» GIVEN TEXT
Movable Gateway - Node sync.
In my case I have gateway mounted on a vehicle which travels over specific road to collect data from nodes. My problem is how to choose a proper algorithm that the nodes to be able to speed as much as possible to save battery and in the same to be able to send their data when the while is in reach.
Any suggestion for effective way of doing this ?
( if I leave the nodes in just listening and send a “beam” signal from the gateway periodically to invite the nodes tos edn data - the energy consumption is still big - eg. the node cannot last 2 years with 2 x AAA batteries… need A LOT MORE)
Sounds like a distorted use case for a LoRaWAN deployment and that you perhaps need to read up on ‘normal’ use cases and specifically around node behaviour and class A, B, & C operation. Without something to trigger the nodes they wont know to send and will either be sending on an alarm/predetermined condition or on a pre-programmed timeschedule (which may or may not match with the time of your passing vehicle). In class A the node will only listen for a trigger (your beam signal) in the RX1 or RX2 window after their own TX, which is a chicken and egg problem based on above. Also a given node may or may not be received depending on the range and any clutter intervening between the node and GW and that in turn will be dependent on the TX conditions of the node (power & SF) - higher on either count and you will start to run down battery, lower on either count and you compromise GW ability to hear the node. A static node is usually ‘optimised’ by using ADR - which will train to other GW’s (fixed!) in the area if available, and may evolve to run too short SF and too low TX power if another GW close by (out of your control immediately or at some point in the future as mode GW’s are deployed) and much closer than your mobie vehicle GW so may never get heard. The brief interaction with your mobile GW as it passes will unlikely be enough to cause the node to step up its ADR settings. If you dont use ADR and ‘fix’ on a SF then you move away from LoRaWAN compliance, esp if also fixing channels etc. Class B and Class C offer different operating modes including ability to listen when not in Tx mode, listen on a beaconed timescale etc…but that is not battery friendly and usually associated with powered nodes or nodes where there is regular power top-up (e.g. solar powered/backed up).
What you are describing is more commony associated with e.g. drive by utility meter reading and the players in that market have to adapt and adopt alternate mechanisms to allow use of LoRaWAN. Mobile GW’s are a thing, though some forumites protest or object or claim they are not possible/practical, (on ships and railway truck/carriage convoys etc), but usually to support monitoring of fellow traveller nodes (e.g ship cargo or equipment or nodes on the train rolling stock etc.), not monitoring passed fixed locations. LoRa point to point or point to multipoint and using proprietary implementations may be more suited to what you want to do but that will require you to do you own development or license a solution in and is outside scope of TTN (as TTN is LoRaWAN based) & this forum.

Annotated element listings
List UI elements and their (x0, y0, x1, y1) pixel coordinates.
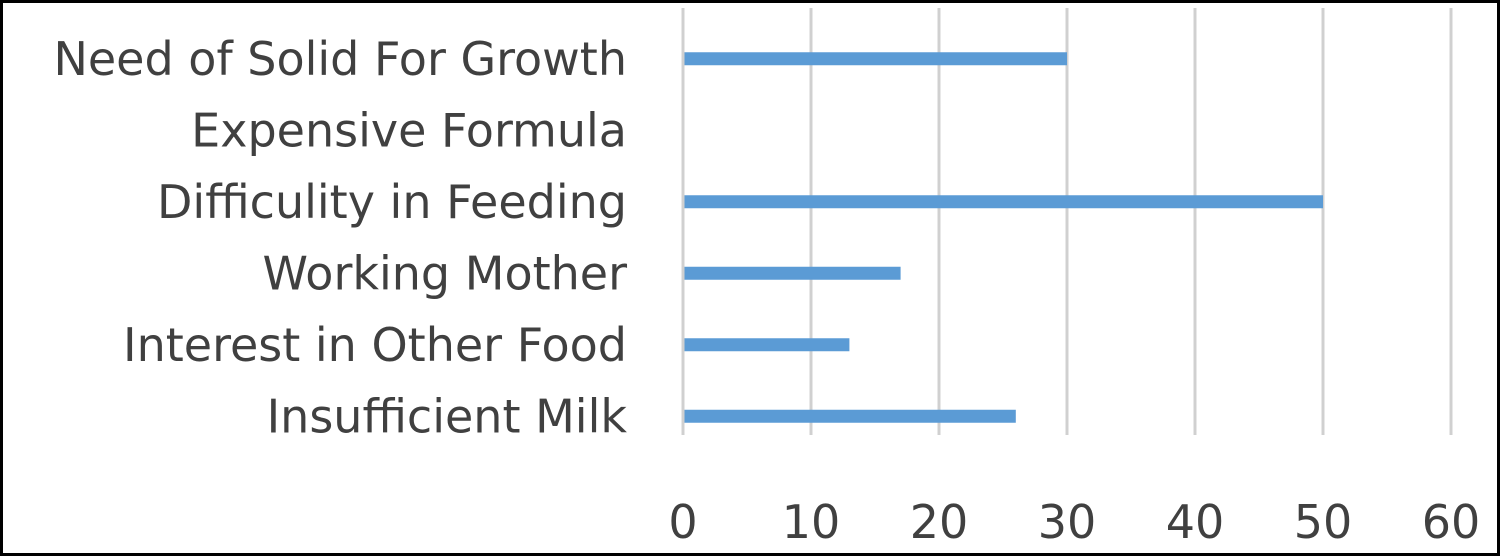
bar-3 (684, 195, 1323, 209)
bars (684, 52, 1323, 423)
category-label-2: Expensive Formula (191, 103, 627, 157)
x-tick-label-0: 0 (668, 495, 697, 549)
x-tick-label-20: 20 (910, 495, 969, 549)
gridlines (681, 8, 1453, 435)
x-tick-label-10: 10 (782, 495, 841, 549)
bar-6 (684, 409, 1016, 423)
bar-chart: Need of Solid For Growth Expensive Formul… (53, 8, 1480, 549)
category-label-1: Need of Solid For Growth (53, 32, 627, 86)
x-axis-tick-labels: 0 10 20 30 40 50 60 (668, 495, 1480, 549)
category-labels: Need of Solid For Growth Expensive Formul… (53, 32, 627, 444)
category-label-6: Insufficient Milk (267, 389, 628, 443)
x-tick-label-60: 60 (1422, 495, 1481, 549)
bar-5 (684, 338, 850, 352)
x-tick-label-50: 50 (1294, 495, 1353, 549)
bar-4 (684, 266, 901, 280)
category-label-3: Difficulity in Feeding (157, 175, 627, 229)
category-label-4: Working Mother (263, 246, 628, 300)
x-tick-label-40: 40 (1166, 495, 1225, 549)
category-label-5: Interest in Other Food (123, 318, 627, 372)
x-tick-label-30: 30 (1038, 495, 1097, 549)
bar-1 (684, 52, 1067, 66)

--

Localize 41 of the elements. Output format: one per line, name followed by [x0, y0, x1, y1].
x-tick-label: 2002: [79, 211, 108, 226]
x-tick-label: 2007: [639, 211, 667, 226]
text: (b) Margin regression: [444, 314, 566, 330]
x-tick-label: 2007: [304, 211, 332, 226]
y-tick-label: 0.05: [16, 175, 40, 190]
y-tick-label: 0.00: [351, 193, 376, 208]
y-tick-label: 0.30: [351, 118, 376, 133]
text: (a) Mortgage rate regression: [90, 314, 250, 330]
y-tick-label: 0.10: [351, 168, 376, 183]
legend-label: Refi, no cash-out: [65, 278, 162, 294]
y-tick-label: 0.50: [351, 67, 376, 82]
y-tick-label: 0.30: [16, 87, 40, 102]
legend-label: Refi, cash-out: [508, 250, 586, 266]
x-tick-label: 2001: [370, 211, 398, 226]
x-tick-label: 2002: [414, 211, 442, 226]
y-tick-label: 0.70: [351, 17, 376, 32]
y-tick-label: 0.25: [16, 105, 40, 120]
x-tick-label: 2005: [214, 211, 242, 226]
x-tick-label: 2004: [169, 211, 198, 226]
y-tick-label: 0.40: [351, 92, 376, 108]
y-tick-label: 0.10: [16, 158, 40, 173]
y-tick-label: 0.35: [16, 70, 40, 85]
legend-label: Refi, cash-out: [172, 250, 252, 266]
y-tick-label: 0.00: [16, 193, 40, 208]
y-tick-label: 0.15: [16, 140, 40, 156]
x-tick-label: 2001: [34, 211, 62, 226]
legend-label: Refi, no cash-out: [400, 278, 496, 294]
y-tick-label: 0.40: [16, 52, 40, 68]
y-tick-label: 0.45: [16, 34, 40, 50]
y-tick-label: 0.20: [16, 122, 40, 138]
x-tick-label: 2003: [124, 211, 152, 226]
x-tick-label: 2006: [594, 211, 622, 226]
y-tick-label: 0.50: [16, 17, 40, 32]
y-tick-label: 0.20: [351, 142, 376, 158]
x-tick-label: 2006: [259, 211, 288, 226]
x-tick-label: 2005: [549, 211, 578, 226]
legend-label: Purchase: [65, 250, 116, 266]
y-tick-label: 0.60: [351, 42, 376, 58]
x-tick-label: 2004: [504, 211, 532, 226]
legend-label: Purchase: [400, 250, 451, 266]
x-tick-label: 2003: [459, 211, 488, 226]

» EXERCISE DETAILS
In the forum thread about a vehicle-mounted gateway, rewrite the paragraph that begins "What you are describing" as a short bulleted list that keeps its main facts. The listings are not needed here.

» FINISHED EXERCISE
- The described setup is more commonly associated with drive-by utility meter reading, where market players have to adapt and adopt alternate mechanisms to use LoRaWAN.
- Mobile gateways do exist, on ships and railway truck or carriage convoys, though some forumites object or claim they are not possible or practical.
- Such gateways usually monitor fellow traveller nodes, such as ship cargo, equipment or train rolling stock, not fixed locations they pass.
- LoRa point-to-point or point-to-multipoint with proprietary implementations may suit this use better.
- That would require your own development or a licensed solution and is outside the scope of TTN, which is LoRaWAN-based, and of this forum.